DO THIS:
Lines that include the word "统计数据" are the ones to copy.

◇ ◇ ◇ ◇ ◇

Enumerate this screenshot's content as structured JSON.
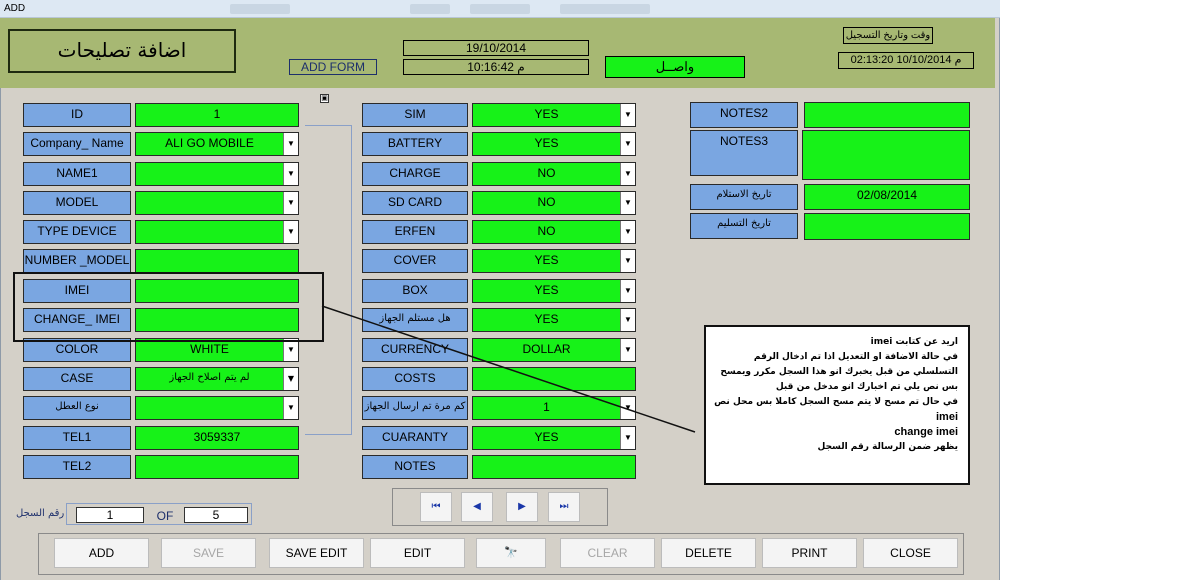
{
  "window": {
    "title": "ADD"
  },
  "header": {
    "form_title": "اضافة تصليحات",
    "add_form_label": "ADD FORM",
    "date": "19/10/2014",
    "time": "10:16:42 م",
    "status": "واصــل",
    "registration_label": "وقت وتاريخ التسجيل",
    "registration_datetime": "02:13:20 10/10/2014 م"
  },
  "col1": [
    {
      "label": "ID",
      "value": "1",
      "dropdown": false
    },
    {
      "label": "Company_ Name",
      "value": "ALI GO MOBILE",
      "dropdown": true
    },
    {
      "label": "NAME1",
      "value": "",
      "dropdown": true
    },
    {
      "label": "MODEL",
      "value": "",
      "dropdown": true
    },
    {
      "label": "TYPE DEVICE",
      "value": "",
      "dropdown": true
    },
    {
      "label": "NUMBER _MODEL",
      "value": "",
      "dropdown": false
    },
    {
      "label": "IMEI",
      "value": "",
      "dropdown": false
    },
    {
      "label": "CHANGE_ IMEI",
      "value": "",
      "dropdown": false
    },
    {
      "label": "COLOR",
      "value": "WHITE",
      "dropdown": true
    },
    {
      "label": "CASE",
      "value": "لم يتم اصلاح الجهاز",
      "dropdown": true
    },
    {
      "label": "نوع العطل",
      "value": "",
      "dropdown": true
    },
    {
      "label": "TEL1",
      "value": "3059337",
      "dropdown": false
    },
    {
      "label": "TEL2",
      "value": "",
      "dropdown": false
    }
  ],
  "col2": [
    {
      "label": "SIM",
      "value": "YES",
      "dropdown": true
    },
    {
      "label": "BATTERY",
      "value": "YES",
      "dropdown": true
    },
    {
      "label": "CHARGE",
      "value": "NO",
      "dropdown": true
    },
    {
      "label": "SD CARD",
      "value": "NO",
      "dropdown": true
    },
    {
      "label": "ERFEN",
      "value": "NO",
      "dropdown": true
    },
    {
      "label": "COVER",
      "value": "YES",
      "dropdown": true
    },
    {
      "label": "BOX",
      "value": "YES",
      "dropdown": true
    },
    {
      "label": "هل مستلم الجهاز",
      "value": "YES",
      "dropdown": true
    },
    {
      "label": "CURRENCY",
      "value": "DOLLAR",
      "dropdown": true
    },
    {
      "label": "COSTS",
      "value": "",
      "dropdown": false
    },
    {
      "label": "كم مرة تم ارسال الجهاز",
      "value": "1",
      "dropdown": true
    },
    {
      "label": "CUARANTY",
      "value": "YES",
      "dropdown": true
    },
    {
      "label": "NOTES",
      "value": "",
      "dropdown": false
    }
  ],
  "col3": {
    "notes2": {
      "label": "NOTES2",
      "value": ""
    },
    "notes3": {
      "label": "NOTES3",
      "value": ""
    },
    "receive_date": {
      "label": "تاريخ الاستلام",
      "value": "02/08/2014"
    },
    "delivery_date": {
      "label": "تاريخ التسليم",
      "value": ""
    }
  },
  "note": {
    "lines": [
      "اريد عن كتابت imei",
      "في حالة الاضافة  او التعديل اذا تم ادخال الرقم",
      "التسلسلي من قبل يخبرك انو  هذا السجل مكرر ويمسح",
      "بس  نص يلي تم اخبارك انو مدخل من قبل",
      "في حال تم مسح لا يتم مسح السجل كاملا بس محل نص",
      "imei",
      "change imei",
      "يظهر ضمن الرسالة رقم السجل"
    ]
  },
  "navigation": {
    "first": "⏮",
    "prev": "◀",
    "next": "▶",
    "last": "⏭"
  },
  "record": {
    "label": "رقم السجل",
    "current": "1",
    "of": "OF",
    "total": "5"
  },
  "actions": {
    "add": "ADD",
    "save": "SAVE",
    "save_edit": "SAVE EDIT",
    "edit": "EDIT",
    "find": "🔭",
    "clear": "CLEAR",
    "delete": "DELETE",
    "print": "PRINT",
    "close": "CLOSE"
  },
  "colors": {
    "label_blue": "#7aa6e1",
    "field_green": "#17f218",
    "header_olive": "#a7b873",
    "window_gray": "#d4d0c8"
  },
  "icons": {
    "dropdown": "chevron-down-icon",
    "corner": "record-selector-icon"
  }
}
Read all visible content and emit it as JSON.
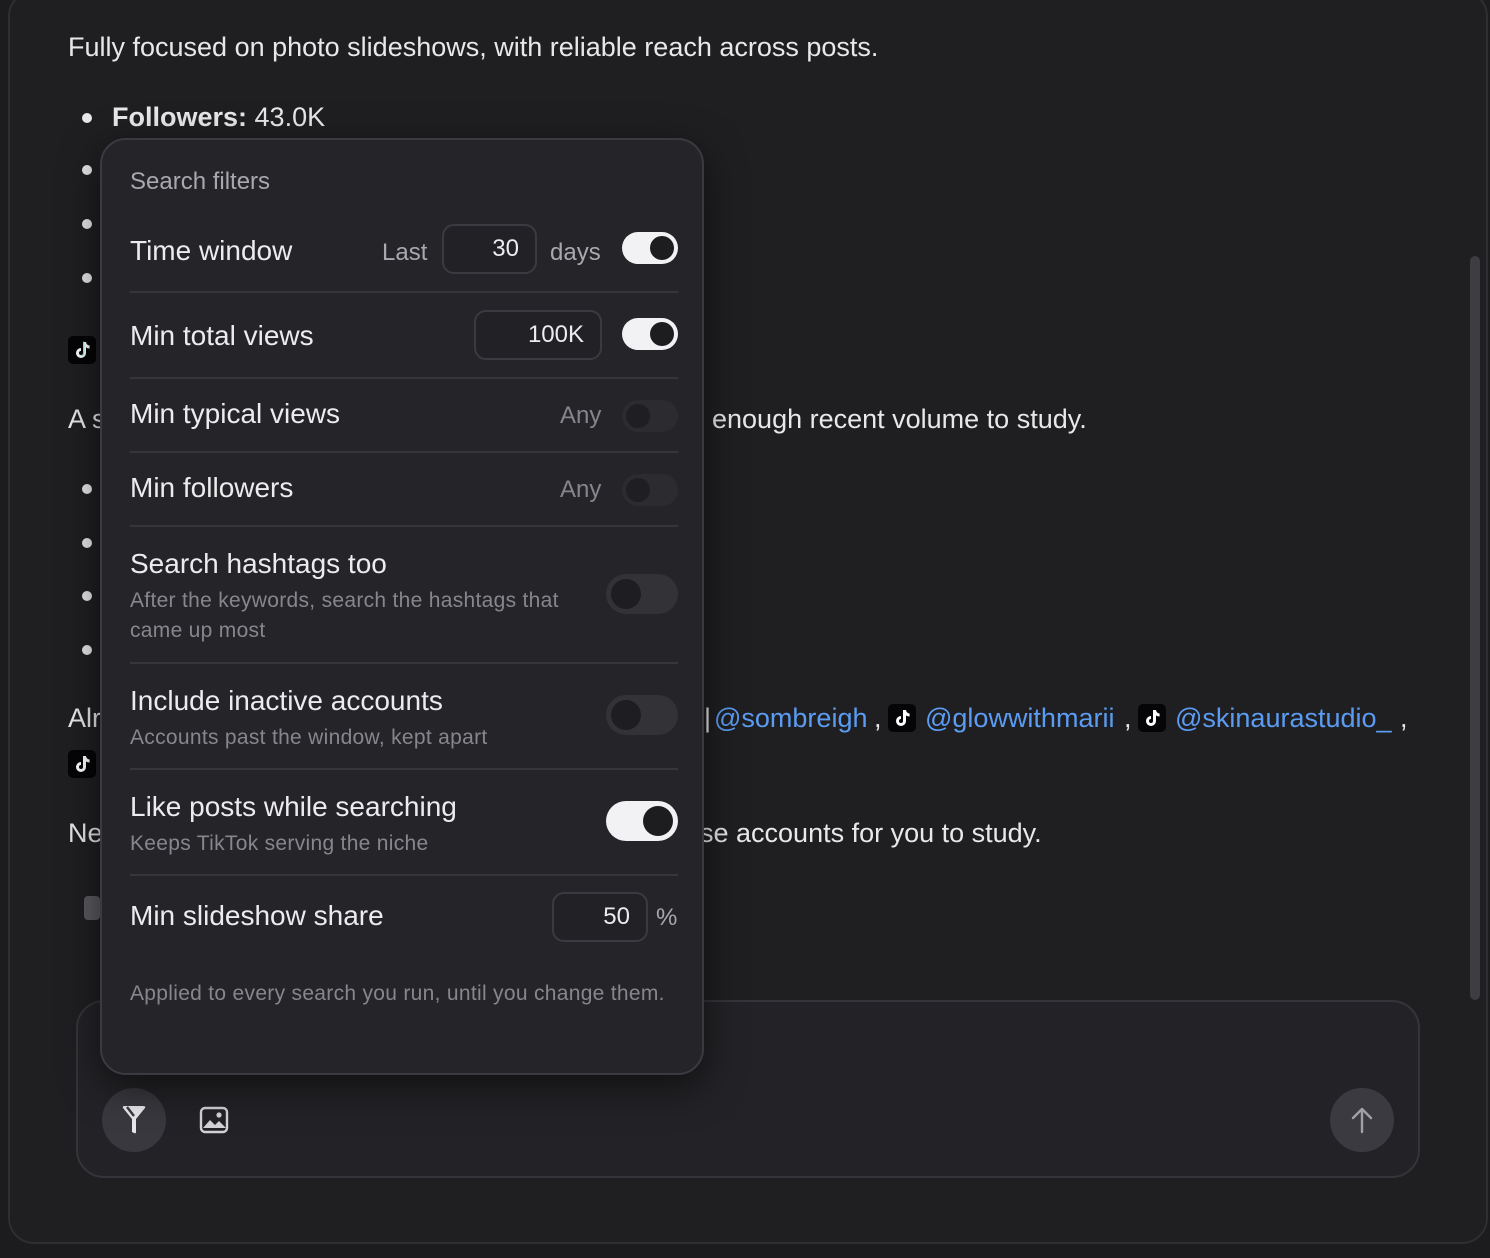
{
  "chat": {
    "intro": "Fully focused on photo slideshows, with reliable reach across posts.",
    "followers_label": "Followers:",
    "followers_value": "43.0K",
    "para2_start": "A s",
    "para2_end": "enough recent volume to study.",
    "para3_start": "Alr",
    "mention_1": "@sombreigh",
    "mention_2": "@glowwithmarii",
    "mention_3": "@skinaurastudio_",
    "para4_start": "Ne",
    "para4_end": "se accounts for you to study."
  },
  "filters": {
    "title": "Search filters",
    "time_window": {
      "label": "Time window",
      "prefix": "Last",
      "value": "30",
      "unit": "days",
      "enabled": true
    },
    "min_total_views": {
      "label": "Min total views",
      "value": "100K",
      "enabled": true
    },
    "min_typical_views": {
      "label": "Min typical views",
      "value": "Any",
      "enabled": false
    },
    "min_followers": {
      "label": "Min followers",
      "value": "Any",
      "enabled": false
    },
    "search_hashtags": {
      "label": "Search hashtags too",
      "description": "After the keywords, search the hashtags that came up most",
      "enabled": false
    },
    "include_inactive": {
      "label": "Include inactive accounts",
      "description": "Accounts past the window, kept apart",
      "enabled": false
    },
    "like_posts": {
      "label": "Like posts while searching",
      "description": "Keeps TikTok serving the niche",
      "enabled": true
    },
    "min_slideshow_share": {
      "label": "Min slideshow share",
      "value": "50",
      "unit": "%"
    },
    "footer": "Applied to every search you run, until you change them."
  },
  "composer": {
    "filter_icon": "filter-icon",
    "image_icon": "image-icon",
    "send_icon": "arrow-up-icon"
  },
  "colors": {
    "background": "#1f1f22",
    "link": "#5b9cf2",
    "toggle_on": "#f2f2f4"
  }
}
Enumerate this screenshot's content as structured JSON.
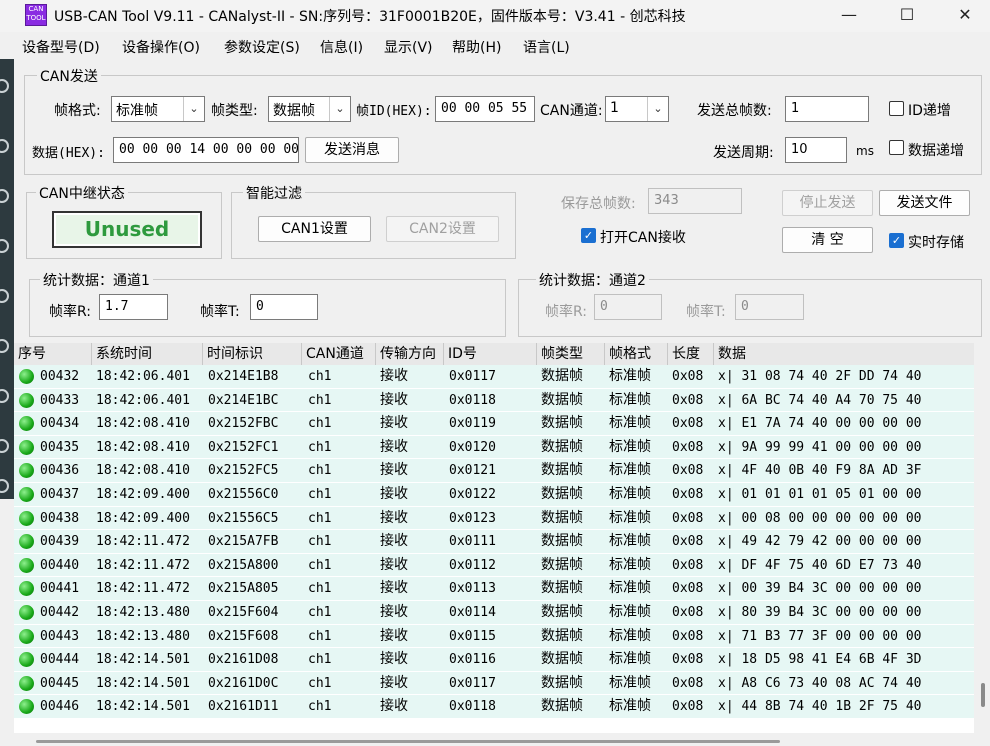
{
  "window": {
    "icon_text": "CAN TOOL",
    "title": "USB-CAN Tool V9.11 - CANalyst-II - SN:序列号：31F0001B20E，固件版本号：V3.41 - 创芯科技",
    "controls": [
      "—",
      "☐",
      "✕"
    ]
  },
  "menu": [
    "设备型号(D)",
    "设备操作(O)",
    "参数设定(S)",
    "信息(I)",
    "显示(V)",
    "帮助(H)",
    "语言(L)"
  ],
  "can_send": {
    "group_label": "CAN发送",
    "frame_format_label": "帧格式:",
    "frame_format_value": "标准帧",
    "frame_type_label": "帧类型:",
    "frame_type_value": "数据帧",
    "frame_id_label": "帧ID(HEX):",
    "frame_id_value": "00 00 05 55",
    "can_channel_label": "CAN通道:",
    "can_channel_value": "1",
    "total_frames_label": "发送总帧数:",
    "total_frames_value": "1",
    "id_increment_label": "ID递增",
    "data_label": "数据(HEX):",
    "data_value": "00 00 00 14 00 00 00 00",
    "send_button": "发送消息",
    "period_label": "发送周期:",
    "period_value": "10",
    "period_unit": "ms",
    "data_increment_label": "数据递增"
  },
  "relay": {
    "group_label": "CAN中继状态",
    "status": "Unused"
  },
  "filter": {
    "group_label": "智能过滤",
    "can1_button": "CAN1设置",
    "can2_button": "CAN2设置"
  },
  "controls": {
    "saved_frames_label": "保存总帧数:",
    "saved_frames_value": "343",
    "open_can_receive_label": "打开CAN接收",
    "stop_send_button": "停止发送",
    "send_file_button": "发送文件",
    "clear_button": "清 空",
    "realtime_save_label": "实时存储"
  },
  "stats1": {
    "group_label": "统计数据：通道1",
    "rate_r_label": "帧率R:",
    "rate_r_value": "1.7",
    "rate_t_label": "帧率T:",
    "rate_t_value": "0"
  },
  "stats2": {
    "group_label": "统计数据：通道2",
    "rate_r_label": "帧率R:",
    "rate_r_value": "0",
    "rate_t_label": "帧率T:",
    "rate_t_value": "0"
  },
  "table": {
    "columns": [
      "序号",
      "系统时间",
      "时间标识",
      "CAN通道",
      "传输方向",
      "ID号",
      "帧类型",
      "帧格式",
      "长度",
      "数据"
    ],
    "rows": [
      [
        "00432",
        "18:42:06.401",
        "0x214E1B8",
        "ch1",
        "接收",
        "0x0117",
        "数据帧",
        "标准帧",
        "0x08",
        "x| 31 08 74 40 2F DD 74 40"
      ],
      [
        "00433",
        "18:42:06.401",
        "0x214E1BC",
        "ch1",
        "接收",
        "0x0118",
        "数据帧",
        "标准帧",
        "0x08",
        "x| 6A BC 74 40 A4 70 75 40"
      ],
      [
        "00434",
        "18:42:08.410",
        "0x2152FBC",
        "ch1",
        "接收",
        "0x0119",
        "数据帧",
        "标准帧",
        "0x08",
        "x| E1 7A 74 40 00 00 00 00"
      ],
      [
        "00435",
        "18:42:08.410",
        "0x2152FC1",
        "ch1",
        "接收",
        "0x0120",
        "数据帧",
        "标准帧",
        "0x08",
        "x| 9A 99 99 41 00 00 00 00"
      ],
      [
        "00436",
        "18:42:08.410",
        "0x2152FC5",
        "ch1",
        "接收",
        "0x0121",
        "数据帧",
        "标准帧",
        "0x08",
        "x| 4F 40 0B 40 F9 8A AD 3F"
      ],
      [
        "00437",
        "18:42:09.400",
        "0x21556C0",
        "ch1",
        "接收",
        "0x0122",
        "数据帧",
        "标准帧",
        "0x08",
        "x| 01 01 01 01 05 01 00 00"
      ],
      [
        "00438",
        "18:42:09.400",
        "0x21556C5",
        "ch1",
        "接收",
        "0x0123",
        "数据帧",
        "标准帧",
        "0x08",
        "x| 00 08 00 00 00 00 00 00"
      ],
      [
        "00439",
        "18:42:11.472",
        "0x215A7FB",
        "ch1",
        "接收",
        "0x0111",
        "数据帧",
        "标准帧",
        "0x08",
        "x| 49 42 79 42 00 00 00 00"
      ],
      [
        "00440",
        "18:42:11.472",
        "0x215A800",
        "ch1",
        "接收",
        "0x0112",
        "数据帧",
        "标准帧",
        "0x08",
        "x| DF 4F 75 40 6D E7 73 40"
      ],
      [
        "00441",
        "18:42:11.472",
        "0x215A805",
        "ch1",
        "接收",
        "0x0113",
        "数据帧",
        "标准帧",
        "0x08",
        "x| 00 39 B4 3C 00 00 00 00"
      ],
      [
        "00442",
        "18:42:13.480",
        "0x215F604",
        "ch1",
        "接收",
        "0x0114",
        "数据帧",
        "标准帧",
        "0x08",
        "x| 80 39 B4 3C 00 00 00 00"
      ],
      [
        "00443",
        "18:42:13.480",
        "0x215F608",
        "ch1",
        "接收",
        "0x0115",
        "数据帧",
        "标准帧",
        "0x08",
        "x| 71 B3 77 3F 00 00 00 00"
      ],
      [
        "00444",
        "18:42:14.501",
        "0x2161D08",
        "ch1",
        "接收",
        "0x0116",
        "数据帧",
        "标准帧",
        "0x08",
        "x| 18 D5 98 41 E4 6B 4F 3D"
      ],
      [
        "00445",
        "18:42:14.501",
        "0x2161D0C",
        "ch1",
        "接收",
        "0x0117",
        "数据帧",
        "标准帧",
        "0x08",
        "x| A8 C6 73 40 08 AC 74 40"
      ],
      [
        "00446",
        "18:42:14.501",
        "0x2161D11",
        "ch1",
        "接收",
        "0x0118",
        "数据帧",
        "标准帧",
        "0x08",
        "x| 44 8B 74 40 1B 2F 75 40"
      ]
    ]
  }
}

◇ ◇ ◇ ◇ ◇

SOLUTION FOR THIS TASK:
    "group_label": "统计数据：通道1",
    "group_label": "统计数据：通道2",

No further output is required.